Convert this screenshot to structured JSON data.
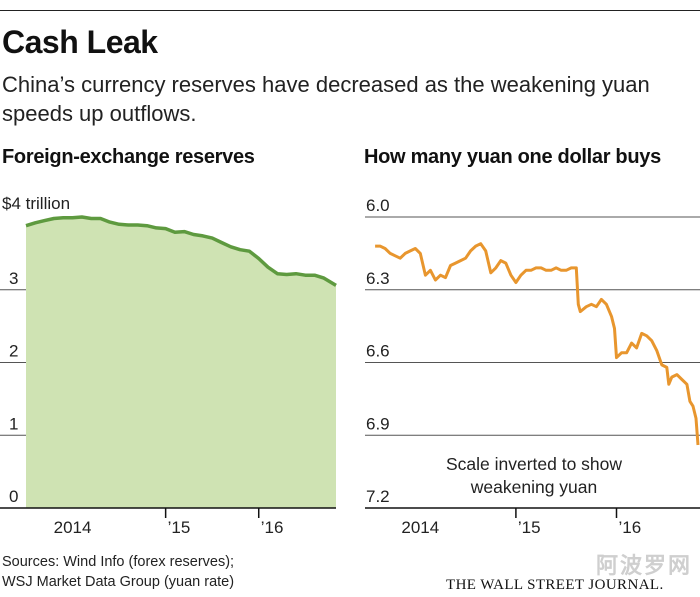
{
  "header": {
    "title": "Cash Leak",
    "subtitle": "China’s currency reserves have decreased as the weakening yuan speeds up outflows."
  },
  "chart_data": [
    {
      "type": "area",
      "title": "Foreign-exchange reserves",
      "unit_label": "$4 trillion",
      "ylim": [
        0,
        4
      ],
      "ytick_values": [
        0,
        1,
        2,
        3
      ],
      "ytick_labels": [
        "0",
        "1",
        "2",
        "3"
      ],
      "xlim": [
        2013.5,
        2016.83
      ],
      "xtick_values": [
        2014,
        2015,
        2016
      ],
      "xtick_labels": [
        "2014",
        "’15",
        "’16"
      ],
      "x": [
        2013.5,
        2013.6,
        2013.7,
        2013.8,
        2013.9,
        2014.0,
        2014.1,
        2014.2,
        2014.3,
        2014.4,
        2014.5,
        2014.6,
        2014.7,
        2014.8,
        2014.9,
        2015.0,
        2015.1,
        2015.2,
        2015.3,
        2015.4,
        2015.5,
        2015.6,
        2015.7,
        2015.8,
        2015.9,
        2016.0,
        2016.1,
        2016.2,
        2016.3,
        2016.4,
        2016.5,
        2016.6,
        2016.7,
        2016.83
      ],
      "values": [
        3.88,
        3.92,
        3.95,
        3.98,
        3.99,
        3.99,
        4.0,
        3.98,
        3.98,
        3.93,
        3.9,
        3.89,
        3.89,
        3.88,
        3.85,
        3.84,
        3.79,
        3.8,
        3.76,
        3.74,
        3.71,
        3.65,
        3.59,
        3.55,
        3.53,
        3.43,
        3.31,
        3.22,
        3.21,
        3.22,
        3.2,
        3.2,
        3.16,
        3.06
      ],
      "fill_color": "#cfe3b3",
      "line_color": "#5e9a3f"
    },
    {
      "type": "line",
      "title": "How many yuan one dollar buys",
      "ylim": [
        6.0,
        7.2
      ],
      "inverted_y": true,
      "ytick_values": [
        6.0,
        6.3,
        6.6,
        6.9,
        7.2
      ],
      "ytick_labels": [
        "6.0",
        "6.3",
        "6.6",
        "6.9",
        "7.2"
      ],
      "xlim": [
        2013.5,
        2016.83
      ],
      "xtick_values": [
        2014,
        2015,
        2016
      ],
      "xtick_labels": [
        "2014",
        "’15",
        "’16"
      ],
      "x": [
        2013.6,
        2013.65,
        2013.7,
        2013.75,
        2013.8,
        2013.85,
        2013.9,
        2013.95,
        2014.0,
        2014.05,
        2014.1,
        2014.15,
        2014.2,
        2014.25,
        2014.3,
        2014.35,
        2014.4,
        2014.45,
        2014.5,
        2014.55,
        2014.6,
        2014.65,
        2014.7,
        2014.75,
        2014.8,
        2014.85,
        2014.9,
        2014.95,
        2015.0,
        2015.05,
        2015.1,
        2015.15,
        2015.2,
        2015.25,
        2015.3,
        2015.35,
        2015.4,
        2015.45,
        2015.5,
        2015.55,
        2015.6,
        2015.62,
        2015.64,
        2015.7,
        2015.75,
        2015.8,
        2015.85,
        2015.9,
        2015.95,
        2015.98,
        2016.0,
        2016.05,
        2016.1,
        2016.15,
        2016.2,
        2016.25,
        2016.3,
        2016.35,
        2016.4,
        2016.45,
        2016.5,
        2016.52,
        2016.55,
        2016.6,
        2016.65,
        2016.7,
        2016.73,
        2016.76,
        2016.79,
        2016.81
      ],
      "values": [
        6.12,
        6.12,
        6.13,
        6.15,
        6.16,
        6.17,
        6.15,
        6.14,
        6.13,
        6.15,
        6.24,
        6.22,
        6.26,
        6.24,
        6.25,
        6.2,
        6.19,
        6.18,
        6.17,
        6.14,
        6.12,
        6.11,
        6.14,
        6.23,
        6.21,
        6.18,
        6.19,
        6.24,
        6.27,
        6.24,
        6.22,
        6.22,
        6.21,
        6.21,
        6.22,
        6.22,
        6.21,
        6.22,
        6.22,
        6.21,
        6.21,
        6.36,
        6.39,
        6.37,
        6.36,
        6.37,
        6.34,
        6.36,
        6.41,
        6.46,
        6.58,
        6.56,
        6.56,
        6.52,
        6.54,
        6.48,
        6.49,
        6.51,
        6.55,
        6.61,
        6.62,
        6.69,
        6.66,
        6.65,
        6.67,
        6.69,
        6.76,
        6.78,
        6.83,
        6.94
      ],
      "line_color": "#e8962e",
      "annotation": "Scale inverted to show weakening yuan",
      "annotation_lines": [
        "Scale inverted to show",
        "weakening yuan"
      ]
    }
  ],
  "footer": {
    "sources_line1": "Sources: Wind Info (forex reserves);",
    "sources_line2": "WSJ Market Data Group (yuan rate)",
    "publisher": "THE WALL STREET JOURNAL.",
    "watermark": "阿波罗网"
  }
}
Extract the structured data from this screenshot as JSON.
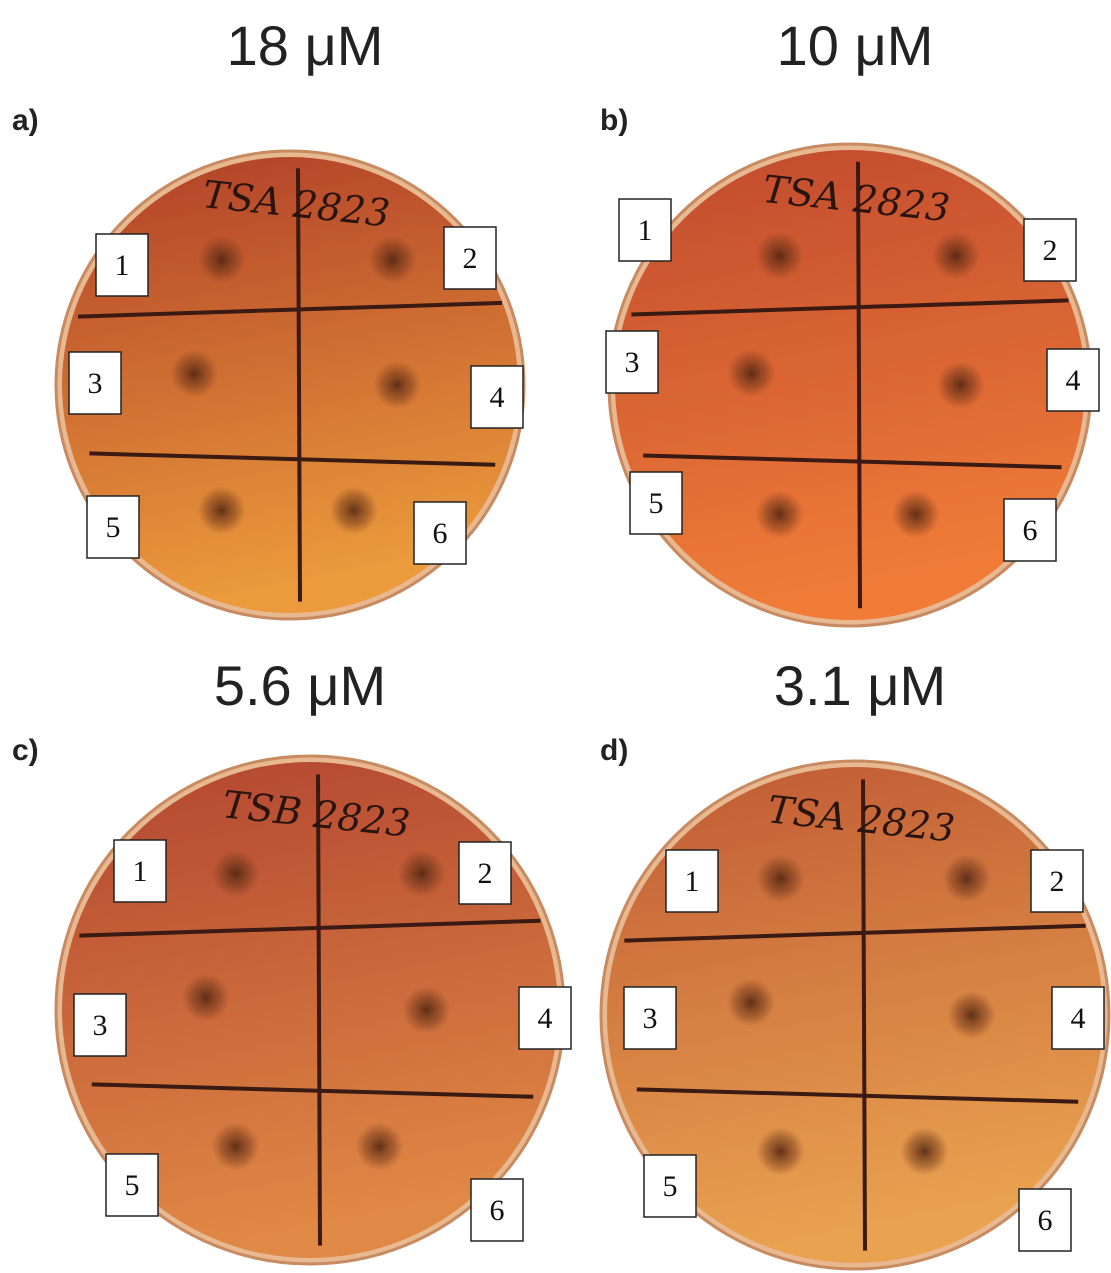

━━━━━━━━━━━━━━━━

[GIVEN TASK]
Copy each line from the records above that includes the string "Scale".

[WRITTEN ANSWER]
      "annotation": "Scale inverted to show weakening yuan",
        "Scale inverted to show",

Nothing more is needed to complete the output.